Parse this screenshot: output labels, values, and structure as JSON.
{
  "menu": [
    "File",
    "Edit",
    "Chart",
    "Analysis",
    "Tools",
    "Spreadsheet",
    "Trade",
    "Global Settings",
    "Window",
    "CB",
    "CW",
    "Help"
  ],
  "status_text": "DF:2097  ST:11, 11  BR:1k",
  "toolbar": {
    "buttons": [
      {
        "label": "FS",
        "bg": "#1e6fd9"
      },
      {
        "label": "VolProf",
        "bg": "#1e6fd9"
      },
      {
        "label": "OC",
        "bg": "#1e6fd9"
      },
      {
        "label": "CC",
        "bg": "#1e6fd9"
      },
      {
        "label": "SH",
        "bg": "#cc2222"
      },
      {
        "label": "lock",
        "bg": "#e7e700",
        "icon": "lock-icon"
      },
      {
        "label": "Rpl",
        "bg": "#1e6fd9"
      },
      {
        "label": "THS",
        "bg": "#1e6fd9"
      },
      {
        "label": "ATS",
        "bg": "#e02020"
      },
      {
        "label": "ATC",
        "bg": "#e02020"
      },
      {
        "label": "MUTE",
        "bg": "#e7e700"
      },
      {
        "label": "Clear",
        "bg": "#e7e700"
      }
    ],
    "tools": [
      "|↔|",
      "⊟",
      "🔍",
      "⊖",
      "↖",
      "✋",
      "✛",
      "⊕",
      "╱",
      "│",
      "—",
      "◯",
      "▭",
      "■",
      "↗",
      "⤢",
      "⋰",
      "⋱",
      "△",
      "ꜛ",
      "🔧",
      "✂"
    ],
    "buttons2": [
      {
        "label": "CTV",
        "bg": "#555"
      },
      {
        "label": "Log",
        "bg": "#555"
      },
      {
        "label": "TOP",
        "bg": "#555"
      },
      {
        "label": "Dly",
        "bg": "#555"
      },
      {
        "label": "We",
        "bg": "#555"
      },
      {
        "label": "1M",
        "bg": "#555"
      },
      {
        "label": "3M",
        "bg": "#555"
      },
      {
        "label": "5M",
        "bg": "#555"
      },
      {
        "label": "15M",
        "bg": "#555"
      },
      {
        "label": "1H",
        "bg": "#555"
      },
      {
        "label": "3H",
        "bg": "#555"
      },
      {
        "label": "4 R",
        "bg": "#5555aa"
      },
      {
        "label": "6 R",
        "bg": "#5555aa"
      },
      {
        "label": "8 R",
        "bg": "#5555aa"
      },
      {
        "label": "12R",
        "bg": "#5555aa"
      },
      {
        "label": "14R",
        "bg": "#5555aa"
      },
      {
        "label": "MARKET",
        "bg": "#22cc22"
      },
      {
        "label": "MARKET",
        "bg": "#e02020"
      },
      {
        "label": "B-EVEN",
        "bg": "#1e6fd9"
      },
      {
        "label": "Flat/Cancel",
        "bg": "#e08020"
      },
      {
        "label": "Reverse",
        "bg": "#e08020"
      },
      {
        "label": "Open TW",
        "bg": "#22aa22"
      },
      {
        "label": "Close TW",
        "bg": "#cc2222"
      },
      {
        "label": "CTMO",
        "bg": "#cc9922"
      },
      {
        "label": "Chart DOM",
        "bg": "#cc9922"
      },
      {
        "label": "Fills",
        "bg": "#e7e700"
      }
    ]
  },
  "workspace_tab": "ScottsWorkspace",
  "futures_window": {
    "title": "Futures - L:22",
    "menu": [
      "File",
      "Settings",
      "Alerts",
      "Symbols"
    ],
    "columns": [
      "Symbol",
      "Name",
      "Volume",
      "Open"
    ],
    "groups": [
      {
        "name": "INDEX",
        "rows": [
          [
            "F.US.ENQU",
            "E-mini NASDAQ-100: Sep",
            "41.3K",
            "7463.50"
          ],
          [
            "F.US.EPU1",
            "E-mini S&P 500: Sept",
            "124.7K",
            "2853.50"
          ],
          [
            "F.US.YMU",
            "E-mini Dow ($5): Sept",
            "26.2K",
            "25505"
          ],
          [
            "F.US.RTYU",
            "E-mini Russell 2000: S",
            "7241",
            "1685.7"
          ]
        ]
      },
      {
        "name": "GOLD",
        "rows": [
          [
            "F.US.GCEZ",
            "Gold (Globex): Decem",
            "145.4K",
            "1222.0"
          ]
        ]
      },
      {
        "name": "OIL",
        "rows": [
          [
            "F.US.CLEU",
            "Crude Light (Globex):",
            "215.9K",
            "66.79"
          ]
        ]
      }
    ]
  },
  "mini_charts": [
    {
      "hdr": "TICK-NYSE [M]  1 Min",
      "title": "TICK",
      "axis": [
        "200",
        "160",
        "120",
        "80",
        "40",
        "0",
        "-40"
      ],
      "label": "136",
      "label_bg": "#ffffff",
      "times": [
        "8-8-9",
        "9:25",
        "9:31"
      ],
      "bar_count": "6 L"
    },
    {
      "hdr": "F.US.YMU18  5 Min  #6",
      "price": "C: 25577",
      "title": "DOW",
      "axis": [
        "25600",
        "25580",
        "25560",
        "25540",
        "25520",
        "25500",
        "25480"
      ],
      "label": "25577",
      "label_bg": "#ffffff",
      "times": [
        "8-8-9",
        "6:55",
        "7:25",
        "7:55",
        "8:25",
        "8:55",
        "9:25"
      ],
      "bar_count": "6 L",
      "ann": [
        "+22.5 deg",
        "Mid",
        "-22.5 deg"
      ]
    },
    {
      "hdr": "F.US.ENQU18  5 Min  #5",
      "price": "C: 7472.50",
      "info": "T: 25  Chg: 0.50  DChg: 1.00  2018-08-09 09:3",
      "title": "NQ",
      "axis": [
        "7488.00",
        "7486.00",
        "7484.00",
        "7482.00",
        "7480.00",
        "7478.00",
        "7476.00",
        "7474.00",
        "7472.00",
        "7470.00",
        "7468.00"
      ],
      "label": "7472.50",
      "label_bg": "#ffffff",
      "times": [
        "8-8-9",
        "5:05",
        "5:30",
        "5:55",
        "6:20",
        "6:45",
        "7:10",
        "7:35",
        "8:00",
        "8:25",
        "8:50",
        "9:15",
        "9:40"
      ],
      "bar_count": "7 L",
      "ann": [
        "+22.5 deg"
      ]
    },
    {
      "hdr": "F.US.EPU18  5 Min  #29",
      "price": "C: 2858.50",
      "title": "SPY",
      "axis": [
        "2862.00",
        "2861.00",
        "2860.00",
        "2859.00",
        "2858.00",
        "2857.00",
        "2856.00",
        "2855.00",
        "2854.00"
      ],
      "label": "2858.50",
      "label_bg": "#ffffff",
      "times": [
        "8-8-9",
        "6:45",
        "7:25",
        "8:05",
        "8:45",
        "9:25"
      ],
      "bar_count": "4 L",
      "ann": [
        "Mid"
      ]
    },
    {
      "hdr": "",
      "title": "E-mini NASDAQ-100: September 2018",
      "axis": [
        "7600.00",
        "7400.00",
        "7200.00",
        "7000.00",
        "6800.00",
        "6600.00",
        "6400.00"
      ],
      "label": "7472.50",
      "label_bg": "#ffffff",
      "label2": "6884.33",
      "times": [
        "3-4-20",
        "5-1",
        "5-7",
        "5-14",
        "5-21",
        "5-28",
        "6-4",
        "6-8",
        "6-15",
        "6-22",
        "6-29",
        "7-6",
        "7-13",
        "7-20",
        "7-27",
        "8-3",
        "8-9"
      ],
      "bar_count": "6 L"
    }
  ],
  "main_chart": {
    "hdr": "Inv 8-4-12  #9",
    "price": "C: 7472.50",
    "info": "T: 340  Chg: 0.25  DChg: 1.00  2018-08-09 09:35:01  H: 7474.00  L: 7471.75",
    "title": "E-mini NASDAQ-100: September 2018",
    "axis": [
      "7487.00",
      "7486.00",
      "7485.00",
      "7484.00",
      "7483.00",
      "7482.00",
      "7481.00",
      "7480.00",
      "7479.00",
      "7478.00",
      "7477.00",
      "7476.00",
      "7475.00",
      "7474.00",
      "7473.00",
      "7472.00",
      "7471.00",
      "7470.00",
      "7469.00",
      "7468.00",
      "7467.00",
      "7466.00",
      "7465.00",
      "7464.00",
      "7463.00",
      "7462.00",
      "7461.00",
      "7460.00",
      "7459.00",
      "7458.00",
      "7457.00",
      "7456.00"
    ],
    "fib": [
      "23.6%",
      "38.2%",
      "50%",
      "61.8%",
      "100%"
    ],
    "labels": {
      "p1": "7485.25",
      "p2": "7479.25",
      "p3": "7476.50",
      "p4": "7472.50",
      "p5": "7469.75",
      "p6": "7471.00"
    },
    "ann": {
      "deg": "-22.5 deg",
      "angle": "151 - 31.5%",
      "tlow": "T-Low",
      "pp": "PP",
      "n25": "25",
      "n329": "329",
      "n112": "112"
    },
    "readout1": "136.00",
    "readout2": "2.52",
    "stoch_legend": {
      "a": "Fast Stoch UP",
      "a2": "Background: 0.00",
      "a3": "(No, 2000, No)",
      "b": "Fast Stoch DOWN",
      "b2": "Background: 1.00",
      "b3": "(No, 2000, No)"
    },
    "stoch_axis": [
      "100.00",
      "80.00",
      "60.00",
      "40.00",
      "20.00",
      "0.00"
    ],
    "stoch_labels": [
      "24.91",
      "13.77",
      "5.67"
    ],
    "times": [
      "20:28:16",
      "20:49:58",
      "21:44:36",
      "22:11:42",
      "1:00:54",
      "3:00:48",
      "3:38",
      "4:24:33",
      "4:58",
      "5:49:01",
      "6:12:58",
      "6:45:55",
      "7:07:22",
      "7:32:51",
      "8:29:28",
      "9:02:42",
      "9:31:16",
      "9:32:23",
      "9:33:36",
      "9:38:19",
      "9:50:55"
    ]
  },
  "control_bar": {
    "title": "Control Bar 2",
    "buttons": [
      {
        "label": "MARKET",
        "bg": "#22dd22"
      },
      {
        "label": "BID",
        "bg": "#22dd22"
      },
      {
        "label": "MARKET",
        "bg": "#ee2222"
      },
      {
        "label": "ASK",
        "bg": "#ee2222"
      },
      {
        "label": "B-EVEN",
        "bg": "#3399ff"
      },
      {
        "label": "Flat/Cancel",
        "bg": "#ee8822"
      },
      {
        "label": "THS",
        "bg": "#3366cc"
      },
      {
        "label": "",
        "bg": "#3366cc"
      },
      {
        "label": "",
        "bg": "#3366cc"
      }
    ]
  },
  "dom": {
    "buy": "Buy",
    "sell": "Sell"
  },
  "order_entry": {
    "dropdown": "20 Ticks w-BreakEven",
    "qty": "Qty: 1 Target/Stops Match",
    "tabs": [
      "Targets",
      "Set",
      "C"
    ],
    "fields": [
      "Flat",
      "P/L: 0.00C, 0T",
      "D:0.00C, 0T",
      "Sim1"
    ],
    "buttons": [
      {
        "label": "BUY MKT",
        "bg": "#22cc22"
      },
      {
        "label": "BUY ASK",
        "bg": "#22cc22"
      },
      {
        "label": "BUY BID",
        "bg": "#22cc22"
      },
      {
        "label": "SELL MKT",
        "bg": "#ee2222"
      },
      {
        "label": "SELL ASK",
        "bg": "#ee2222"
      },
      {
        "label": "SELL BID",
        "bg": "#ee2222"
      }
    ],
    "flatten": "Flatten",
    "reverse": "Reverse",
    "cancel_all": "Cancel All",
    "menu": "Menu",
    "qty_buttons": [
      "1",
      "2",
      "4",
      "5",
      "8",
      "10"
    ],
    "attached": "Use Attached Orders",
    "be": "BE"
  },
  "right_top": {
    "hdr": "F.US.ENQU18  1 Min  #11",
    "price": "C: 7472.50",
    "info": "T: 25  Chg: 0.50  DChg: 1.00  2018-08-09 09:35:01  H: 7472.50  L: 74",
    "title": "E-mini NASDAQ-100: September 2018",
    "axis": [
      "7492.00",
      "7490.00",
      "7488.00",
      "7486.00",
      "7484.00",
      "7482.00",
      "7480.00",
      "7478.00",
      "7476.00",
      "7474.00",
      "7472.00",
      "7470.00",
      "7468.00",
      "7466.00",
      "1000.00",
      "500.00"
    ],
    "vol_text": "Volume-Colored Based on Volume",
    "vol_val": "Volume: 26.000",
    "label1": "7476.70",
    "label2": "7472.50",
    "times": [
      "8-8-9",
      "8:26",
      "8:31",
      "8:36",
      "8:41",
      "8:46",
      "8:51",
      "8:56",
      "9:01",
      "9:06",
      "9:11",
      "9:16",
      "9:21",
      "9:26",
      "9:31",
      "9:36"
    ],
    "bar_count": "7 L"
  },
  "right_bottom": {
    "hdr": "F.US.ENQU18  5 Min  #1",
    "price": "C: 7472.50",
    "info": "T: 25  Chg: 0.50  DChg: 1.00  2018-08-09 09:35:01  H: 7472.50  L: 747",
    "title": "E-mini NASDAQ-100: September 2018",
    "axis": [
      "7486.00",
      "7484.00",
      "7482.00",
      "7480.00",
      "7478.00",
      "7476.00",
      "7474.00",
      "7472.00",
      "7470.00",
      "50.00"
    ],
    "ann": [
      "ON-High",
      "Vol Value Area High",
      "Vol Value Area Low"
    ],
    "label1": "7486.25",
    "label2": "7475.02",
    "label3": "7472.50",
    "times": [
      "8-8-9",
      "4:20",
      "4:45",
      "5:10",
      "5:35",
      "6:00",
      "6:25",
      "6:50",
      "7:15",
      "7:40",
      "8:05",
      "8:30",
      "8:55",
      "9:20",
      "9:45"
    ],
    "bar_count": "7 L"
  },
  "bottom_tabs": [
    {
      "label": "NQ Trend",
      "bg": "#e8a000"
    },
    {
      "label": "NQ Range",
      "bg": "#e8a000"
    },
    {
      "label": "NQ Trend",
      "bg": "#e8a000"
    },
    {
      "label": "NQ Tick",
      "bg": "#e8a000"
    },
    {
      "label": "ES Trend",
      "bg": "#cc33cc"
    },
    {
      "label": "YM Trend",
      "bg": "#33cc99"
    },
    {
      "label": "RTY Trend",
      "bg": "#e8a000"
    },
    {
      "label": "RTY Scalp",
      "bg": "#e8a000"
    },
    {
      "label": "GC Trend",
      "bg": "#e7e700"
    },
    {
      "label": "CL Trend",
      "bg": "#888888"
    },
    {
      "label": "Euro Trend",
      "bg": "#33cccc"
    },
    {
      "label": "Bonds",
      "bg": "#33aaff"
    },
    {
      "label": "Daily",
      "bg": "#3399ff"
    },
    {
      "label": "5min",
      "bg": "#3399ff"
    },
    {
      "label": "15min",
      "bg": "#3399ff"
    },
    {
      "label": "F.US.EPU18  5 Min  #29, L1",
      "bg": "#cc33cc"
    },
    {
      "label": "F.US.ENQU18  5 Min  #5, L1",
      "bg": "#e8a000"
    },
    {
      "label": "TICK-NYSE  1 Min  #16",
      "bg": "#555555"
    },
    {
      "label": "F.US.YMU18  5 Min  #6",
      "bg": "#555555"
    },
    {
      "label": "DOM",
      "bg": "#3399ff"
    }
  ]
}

EXERCISE: In the records above, locate the lines holding the word "DChg". Copy each of them.

COMPLETED EXERCISE:
      "info": "T: 25  Chg: 0.50  DChg: 1.00  2018-08-09 09:3",
    "info": "T: 340  Chg: 0.25  DChg: 1.00  2018-08-09 09:35:01  H: 7474.00  L: 7471.75",
    "info": "T: 25  Chg: 0.50  DChg: 1.00  2018-08-09 09:35:01  H: 7472.50  L: 74",
    "info": "T: 25  Chg: 0.50  DChg: 1.00  2018-08-09 09:35:01  H: 7472.50  L: 747",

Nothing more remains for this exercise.